> _STATED TASK_
Pick out the lines below that contain the string "copyright" and copy them all.

## start DATA IN THIS EXERCISE

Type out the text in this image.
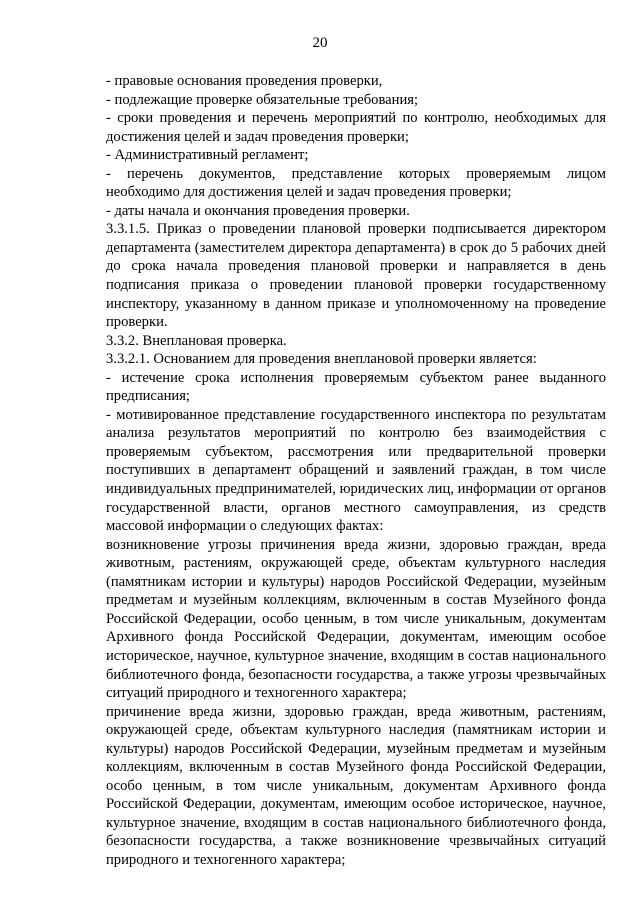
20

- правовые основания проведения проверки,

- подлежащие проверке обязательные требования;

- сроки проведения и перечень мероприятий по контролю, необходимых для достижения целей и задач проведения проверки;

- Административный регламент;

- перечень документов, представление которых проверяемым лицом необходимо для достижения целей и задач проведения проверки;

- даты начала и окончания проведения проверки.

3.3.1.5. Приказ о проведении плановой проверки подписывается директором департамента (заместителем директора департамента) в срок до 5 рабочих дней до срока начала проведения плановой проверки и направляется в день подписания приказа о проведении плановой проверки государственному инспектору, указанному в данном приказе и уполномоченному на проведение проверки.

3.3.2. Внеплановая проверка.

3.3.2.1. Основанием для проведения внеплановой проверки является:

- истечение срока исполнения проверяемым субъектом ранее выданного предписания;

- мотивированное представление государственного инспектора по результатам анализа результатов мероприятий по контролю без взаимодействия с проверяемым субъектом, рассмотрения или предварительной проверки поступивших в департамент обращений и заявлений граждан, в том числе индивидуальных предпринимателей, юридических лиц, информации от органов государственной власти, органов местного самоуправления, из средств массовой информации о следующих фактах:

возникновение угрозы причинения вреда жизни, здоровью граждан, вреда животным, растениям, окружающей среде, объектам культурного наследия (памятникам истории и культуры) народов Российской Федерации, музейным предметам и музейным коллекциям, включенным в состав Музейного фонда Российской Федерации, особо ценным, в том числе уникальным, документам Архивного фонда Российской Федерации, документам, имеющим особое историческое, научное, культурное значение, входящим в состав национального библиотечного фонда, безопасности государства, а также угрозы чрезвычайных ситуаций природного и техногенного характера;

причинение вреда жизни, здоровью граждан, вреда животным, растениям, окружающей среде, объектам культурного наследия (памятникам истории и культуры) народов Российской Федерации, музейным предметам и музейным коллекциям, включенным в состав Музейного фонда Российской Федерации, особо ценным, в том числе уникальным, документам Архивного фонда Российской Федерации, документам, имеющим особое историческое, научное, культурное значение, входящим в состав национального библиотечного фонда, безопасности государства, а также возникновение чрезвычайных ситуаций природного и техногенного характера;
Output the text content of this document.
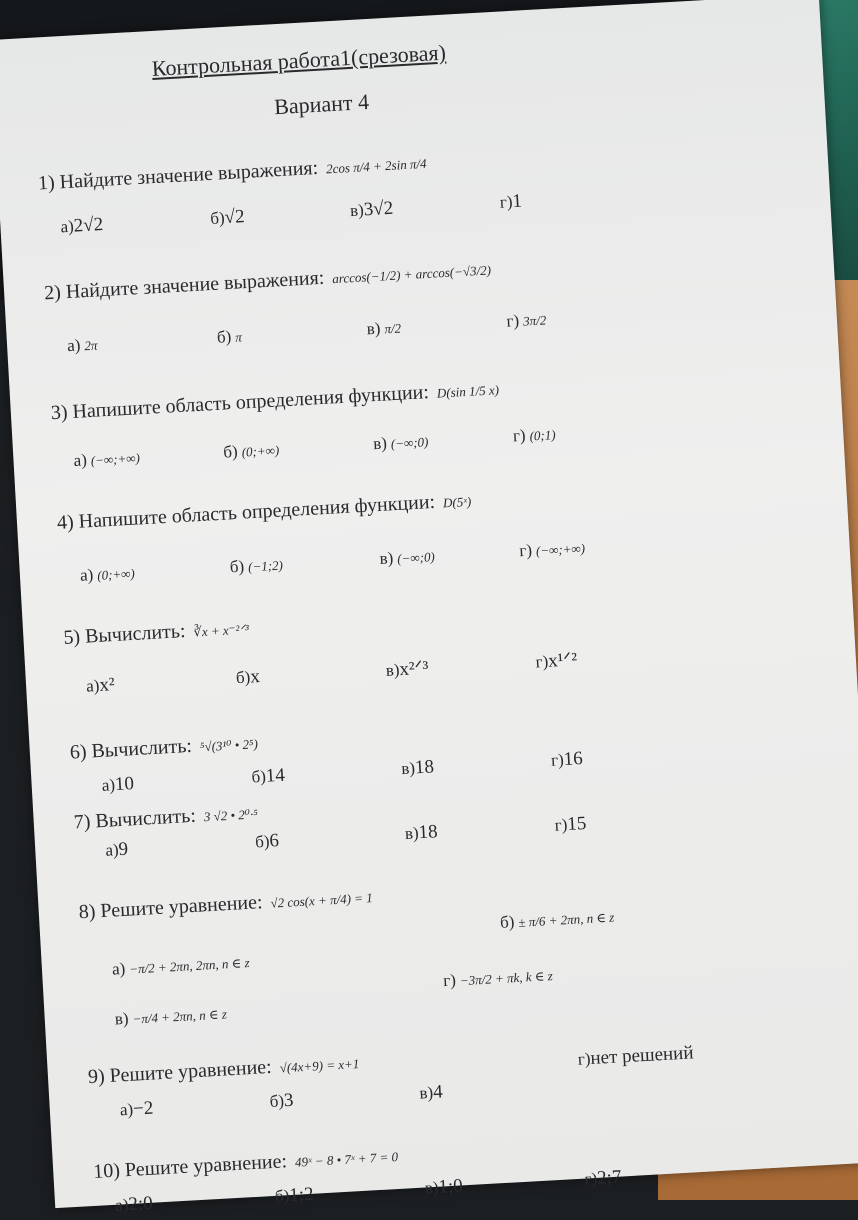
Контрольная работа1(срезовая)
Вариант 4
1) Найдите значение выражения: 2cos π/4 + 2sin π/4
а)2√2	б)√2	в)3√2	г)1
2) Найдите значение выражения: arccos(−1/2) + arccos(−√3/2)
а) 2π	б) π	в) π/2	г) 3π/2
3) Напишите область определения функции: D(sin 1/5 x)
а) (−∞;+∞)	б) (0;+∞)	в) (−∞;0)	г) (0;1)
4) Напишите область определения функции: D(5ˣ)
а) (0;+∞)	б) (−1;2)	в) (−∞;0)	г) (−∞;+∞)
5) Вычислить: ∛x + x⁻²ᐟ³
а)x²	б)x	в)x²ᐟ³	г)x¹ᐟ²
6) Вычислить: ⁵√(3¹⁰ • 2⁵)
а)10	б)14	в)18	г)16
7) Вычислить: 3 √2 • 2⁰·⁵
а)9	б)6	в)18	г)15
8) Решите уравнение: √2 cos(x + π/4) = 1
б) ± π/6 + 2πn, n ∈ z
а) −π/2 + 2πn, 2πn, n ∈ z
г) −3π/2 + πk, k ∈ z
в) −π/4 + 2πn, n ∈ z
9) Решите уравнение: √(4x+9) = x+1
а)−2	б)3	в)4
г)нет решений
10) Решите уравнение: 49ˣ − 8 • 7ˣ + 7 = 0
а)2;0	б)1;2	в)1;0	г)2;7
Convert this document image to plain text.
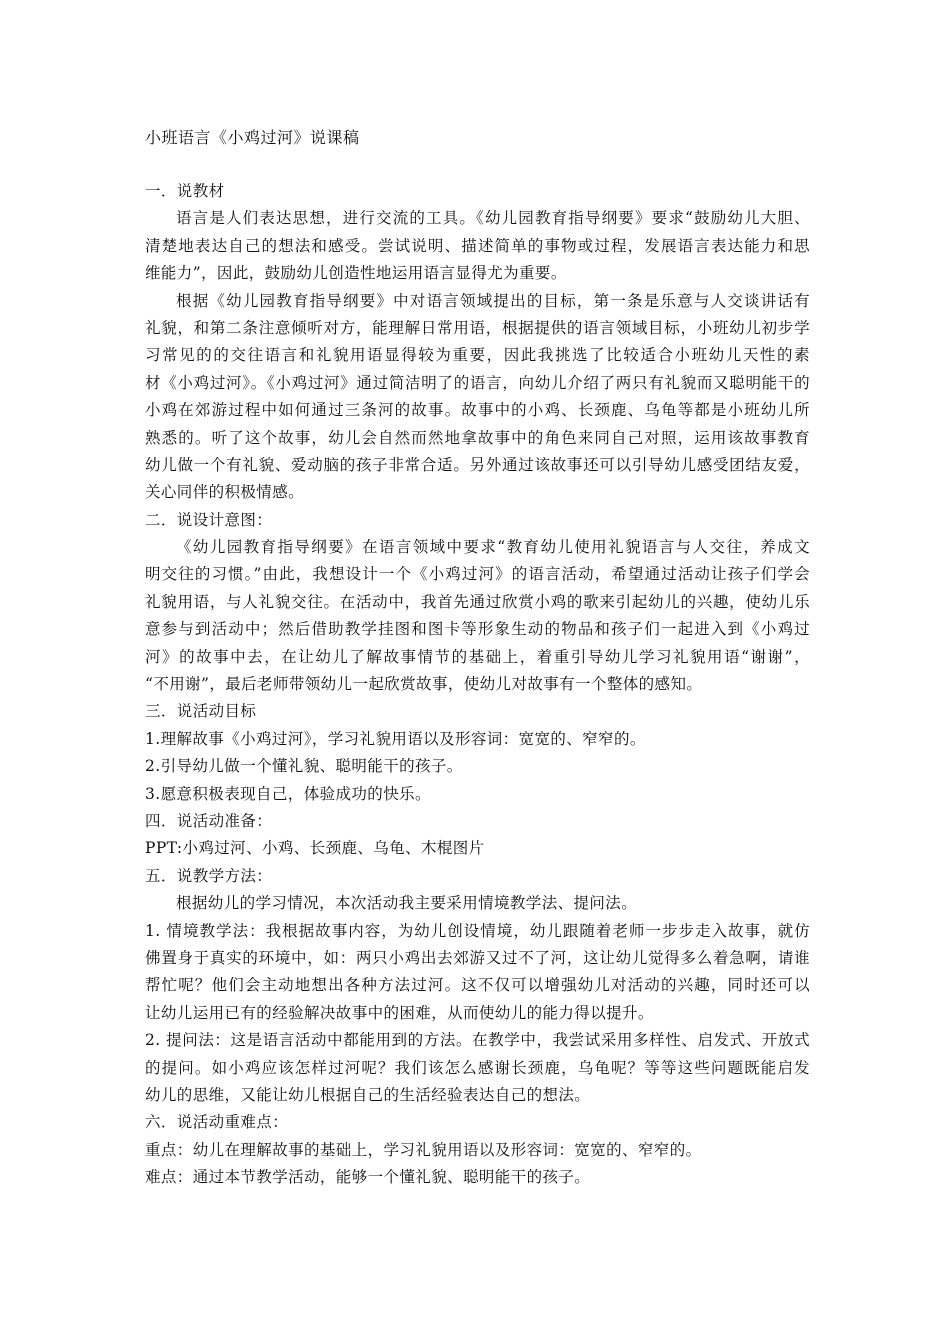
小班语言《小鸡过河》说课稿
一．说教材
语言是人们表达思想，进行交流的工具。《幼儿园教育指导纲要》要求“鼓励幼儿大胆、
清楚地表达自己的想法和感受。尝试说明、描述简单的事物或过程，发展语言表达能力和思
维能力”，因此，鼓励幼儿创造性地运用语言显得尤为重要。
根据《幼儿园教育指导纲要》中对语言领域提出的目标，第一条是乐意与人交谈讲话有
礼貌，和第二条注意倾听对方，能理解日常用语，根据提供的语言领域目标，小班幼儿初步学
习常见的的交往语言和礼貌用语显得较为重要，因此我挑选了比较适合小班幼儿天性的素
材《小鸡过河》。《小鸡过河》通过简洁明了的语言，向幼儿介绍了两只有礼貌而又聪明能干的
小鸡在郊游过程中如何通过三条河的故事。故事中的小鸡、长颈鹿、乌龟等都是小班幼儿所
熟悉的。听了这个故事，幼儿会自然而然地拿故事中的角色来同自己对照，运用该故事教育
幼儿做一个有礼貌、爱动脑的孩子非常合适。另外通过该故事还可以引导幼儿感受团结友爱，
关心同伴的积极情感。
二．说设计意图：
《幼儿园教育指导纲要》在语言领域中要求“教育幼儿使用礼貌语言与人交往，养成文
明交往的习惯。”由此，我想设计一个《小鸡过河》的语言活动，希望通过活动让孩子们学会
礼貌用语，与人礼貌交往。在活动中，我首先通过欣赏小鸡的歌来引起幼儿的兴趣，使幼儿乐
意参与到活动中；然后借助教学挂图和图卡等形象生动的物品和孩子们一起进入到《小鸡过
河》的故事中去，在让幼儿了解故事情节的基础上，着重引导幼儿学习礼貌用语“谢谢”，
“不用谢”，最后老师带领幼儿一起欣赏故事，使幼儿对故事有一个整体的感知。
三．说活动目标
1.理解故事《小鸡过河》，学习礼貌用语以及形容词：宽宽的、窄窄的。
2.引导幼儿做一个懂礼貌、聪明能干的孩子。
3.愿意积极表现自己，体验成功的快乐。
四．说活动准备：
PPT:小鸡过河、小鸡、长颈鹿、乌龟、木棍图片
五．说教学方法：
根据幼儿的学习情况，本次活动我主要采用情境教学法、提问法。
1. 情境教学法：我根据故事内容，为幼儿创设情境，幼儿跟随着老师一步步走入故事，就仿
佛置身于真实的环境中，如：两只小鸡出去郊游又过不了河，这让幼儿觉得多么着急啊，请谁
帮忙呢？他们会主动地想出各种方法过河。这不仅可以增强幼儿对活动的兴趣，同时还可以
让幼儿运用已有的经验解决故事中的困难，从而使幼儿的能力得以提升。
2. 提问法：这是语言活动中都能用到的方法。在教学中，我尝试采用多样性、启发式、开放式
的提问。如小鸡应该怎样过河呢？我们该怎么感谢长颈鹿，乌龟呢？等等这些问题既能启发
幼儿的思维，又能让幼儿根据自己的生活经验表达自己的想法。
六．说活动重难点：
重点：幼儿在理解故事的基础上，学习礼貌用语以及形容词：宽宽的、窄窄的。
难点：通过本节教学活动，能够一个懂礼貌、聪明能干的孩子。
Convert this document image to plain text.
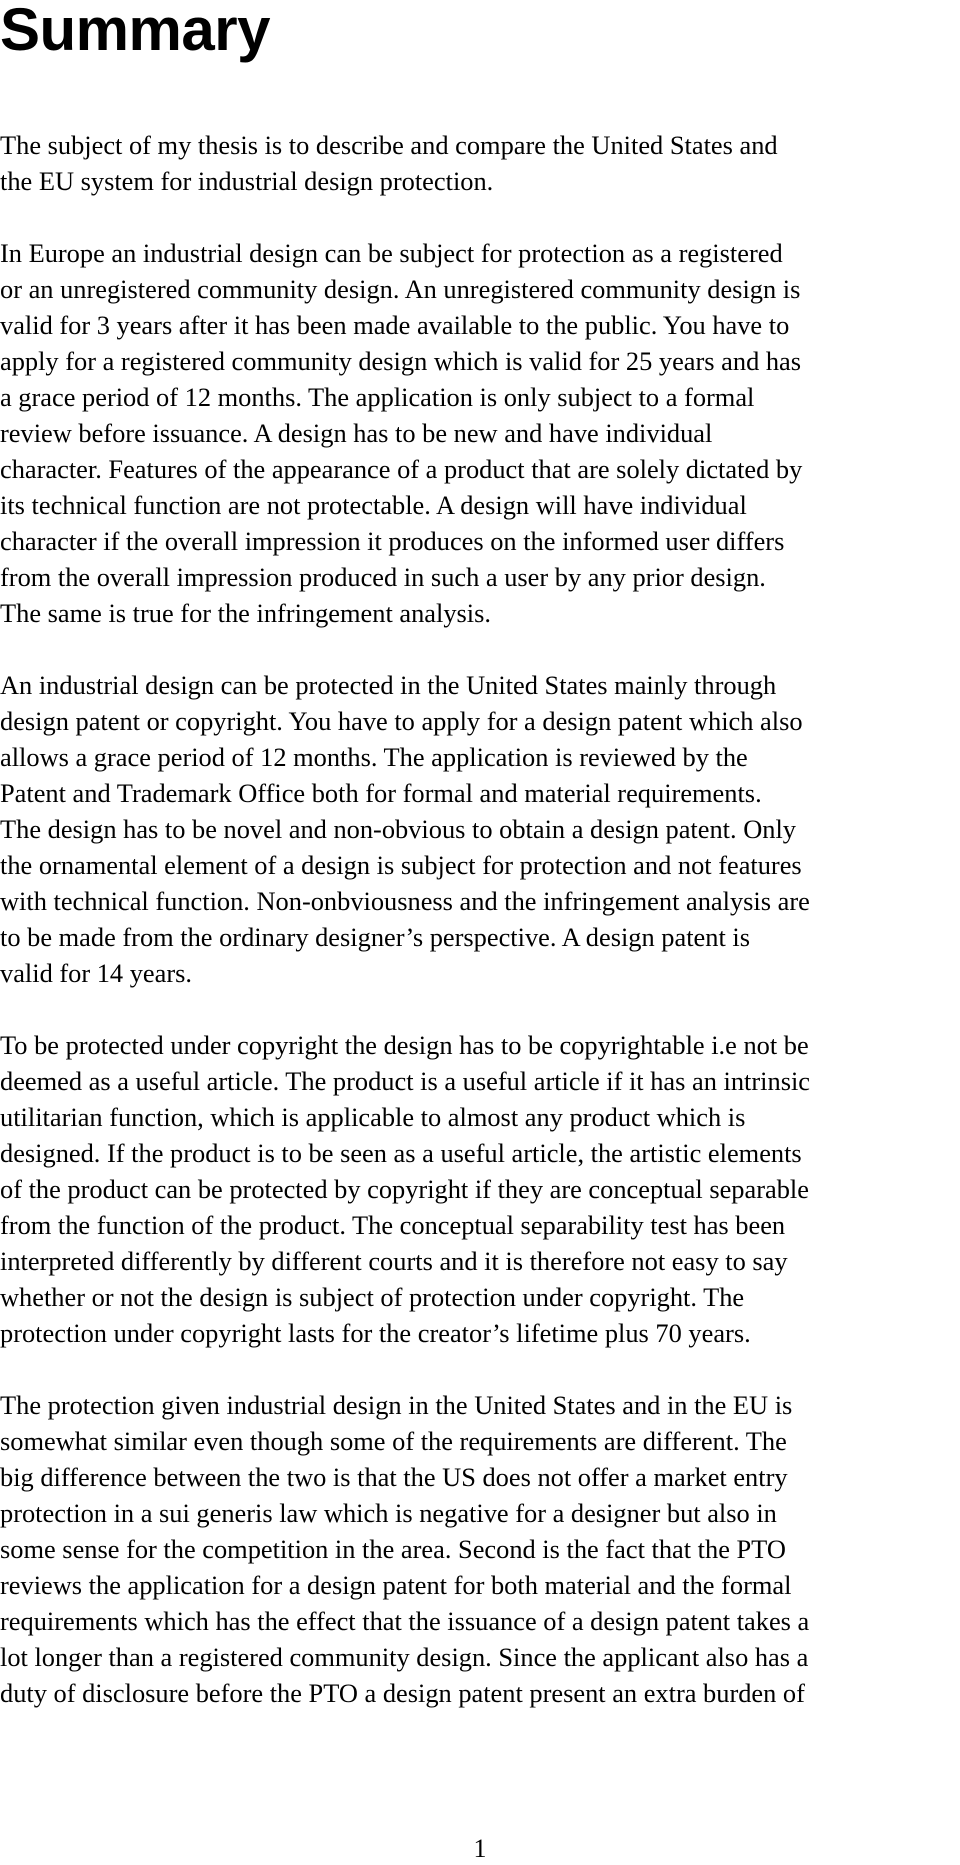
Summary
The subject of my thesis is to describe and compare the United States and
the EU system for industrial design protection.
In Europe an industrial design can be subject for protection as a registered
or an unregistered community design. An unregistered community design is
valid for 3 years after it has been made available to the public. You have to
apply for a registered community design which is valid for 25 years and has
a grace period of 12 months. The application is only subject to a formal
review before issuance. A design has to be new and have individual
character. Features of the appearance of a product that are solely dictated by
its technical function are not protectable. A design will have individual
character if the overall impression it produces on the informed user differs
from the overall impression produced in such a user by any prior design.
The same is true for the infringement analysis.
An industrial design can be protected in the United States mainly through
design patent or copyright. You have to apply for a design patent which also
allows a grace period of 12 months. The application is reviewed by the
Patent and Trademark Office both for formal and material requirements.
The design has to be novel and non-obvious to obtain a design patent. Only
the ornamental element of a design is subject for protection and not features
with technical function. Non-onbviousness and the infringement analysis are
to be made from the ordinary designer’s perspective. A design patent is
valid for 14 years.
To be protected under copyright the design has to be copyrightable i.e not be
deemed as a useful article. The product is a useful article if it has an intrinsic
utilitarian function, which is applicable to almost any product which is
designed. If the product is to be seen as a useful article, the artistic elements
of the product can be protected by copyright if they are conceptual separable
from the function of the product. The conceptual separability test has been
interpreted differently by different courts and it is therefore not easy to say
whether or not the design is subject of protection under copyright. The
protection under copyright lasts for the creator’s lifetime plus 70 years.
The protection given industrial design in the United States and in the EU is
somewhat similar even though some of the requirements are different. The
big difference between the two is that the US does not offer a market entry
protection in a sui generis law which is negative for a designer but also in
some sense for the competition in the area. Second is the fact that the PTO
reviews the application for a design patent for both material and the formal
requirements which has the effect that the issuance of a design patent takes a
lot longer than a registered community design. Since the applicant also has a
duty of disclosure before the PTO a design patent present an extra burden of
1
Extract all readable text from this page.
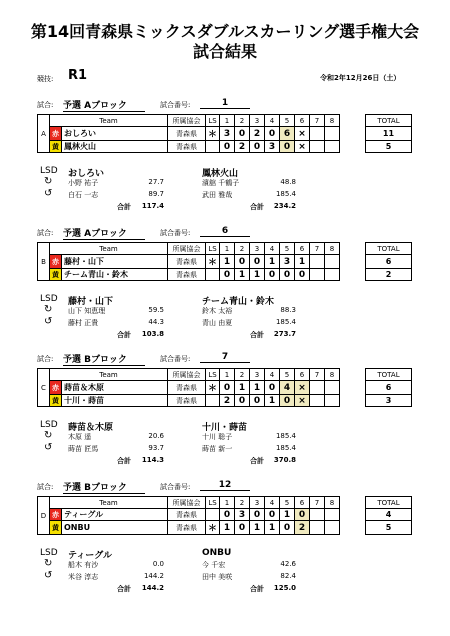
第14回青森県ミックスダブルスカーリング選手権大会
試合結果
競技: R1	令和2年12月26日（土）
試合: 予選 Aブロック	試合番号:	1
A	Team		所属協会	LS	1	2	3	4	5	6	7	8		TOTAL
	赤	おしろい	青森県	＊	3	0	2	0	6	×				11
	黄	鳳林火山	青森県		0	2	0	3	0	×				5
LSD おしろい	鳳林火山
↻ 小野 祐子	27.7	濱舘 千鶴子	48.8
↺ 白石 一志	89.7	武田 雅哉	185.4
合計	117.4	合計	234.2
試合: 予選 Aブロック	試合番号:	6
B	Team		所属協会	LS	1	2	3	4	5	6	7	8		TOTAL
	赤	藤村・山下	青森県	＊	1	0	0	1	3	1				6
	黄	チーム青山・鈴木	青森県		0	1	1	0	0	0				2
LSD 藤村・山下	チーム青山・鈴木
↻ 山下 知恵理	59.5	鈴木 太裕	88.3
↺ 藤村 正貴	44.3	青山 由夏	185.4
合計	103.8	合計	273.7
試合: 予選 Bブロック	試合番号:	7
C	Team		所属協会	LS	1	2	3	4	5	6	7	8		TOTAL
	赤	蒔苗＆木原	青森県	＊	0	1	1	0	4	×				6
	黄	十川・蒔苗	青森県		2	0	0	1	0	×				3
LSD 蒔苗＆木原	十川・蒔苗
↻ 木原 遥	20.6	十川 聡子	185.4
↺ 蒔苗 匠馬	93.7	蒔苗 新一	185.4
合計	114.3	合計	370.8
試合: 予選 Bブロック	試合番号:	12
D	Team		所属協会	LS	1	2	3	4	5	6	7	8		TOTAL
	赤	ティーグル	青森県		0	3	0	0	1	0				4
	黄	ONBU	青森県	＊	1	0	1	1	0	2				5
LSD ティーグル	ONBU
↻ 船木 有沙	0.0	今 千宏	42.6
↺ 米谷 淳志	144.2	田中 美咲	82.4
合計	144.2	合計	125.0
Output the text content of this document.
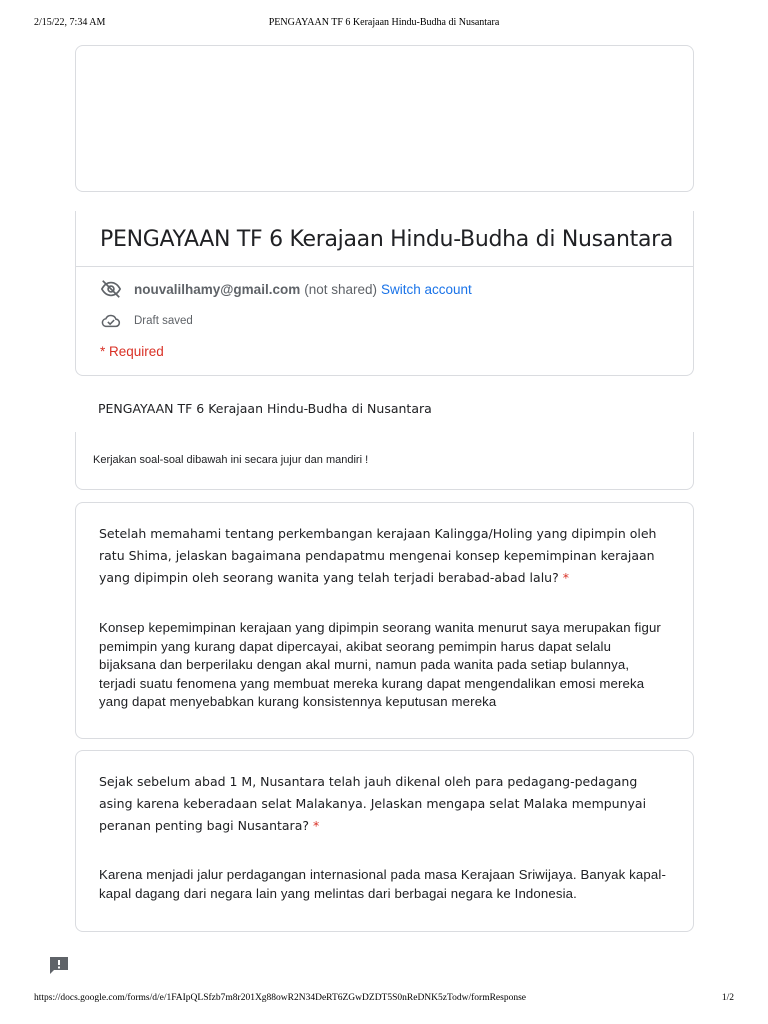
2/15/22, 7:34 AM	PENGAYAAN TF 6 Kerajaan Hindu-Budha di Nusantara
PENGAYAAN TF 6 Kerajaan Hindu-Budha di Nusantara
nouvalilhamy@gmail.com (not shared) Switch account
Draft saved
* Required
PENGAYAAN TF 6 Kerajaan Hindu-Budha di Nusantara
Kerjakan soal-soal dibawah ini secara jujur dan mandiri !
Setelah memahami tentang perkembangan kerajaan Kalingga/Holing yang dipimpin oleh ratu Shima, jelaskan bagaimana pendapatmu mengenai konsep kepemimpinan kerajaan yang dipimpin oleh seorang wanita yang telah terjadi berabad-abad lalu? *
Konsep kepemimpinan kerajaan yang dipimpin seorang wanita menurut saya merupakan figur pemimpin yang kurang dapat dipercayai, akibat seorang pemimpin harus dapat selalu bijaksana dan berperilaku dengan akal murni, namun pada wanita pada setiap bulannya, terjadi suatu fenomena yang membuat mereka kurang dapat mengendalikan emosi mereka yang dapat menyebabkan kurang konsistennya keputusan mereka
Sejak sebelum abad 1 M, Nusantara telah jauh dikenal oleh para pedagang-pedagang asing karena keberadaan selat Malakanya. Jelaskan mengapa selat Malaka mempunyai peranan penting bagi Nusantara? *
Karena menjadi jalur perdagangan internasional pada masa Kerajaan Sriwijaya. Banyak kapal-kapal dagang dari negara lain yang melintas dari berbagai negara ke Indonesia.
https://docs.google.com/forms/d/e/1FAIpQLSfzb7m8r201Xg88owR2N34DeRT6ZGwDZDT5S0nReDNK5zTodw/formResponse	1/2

## end DATA IN THIS EXERCISE

> _THE RESULT_
design patent or copyright. You have to apply for a design patent which also
To be protected under copyright the design has to be copyrightable i.e not be
of the product can be protected by copyright if they are conceptual separable
whether or not the design is subject of protection under copyright. The
protection under copyright lasts for the creator’s lifetime plus 70 years.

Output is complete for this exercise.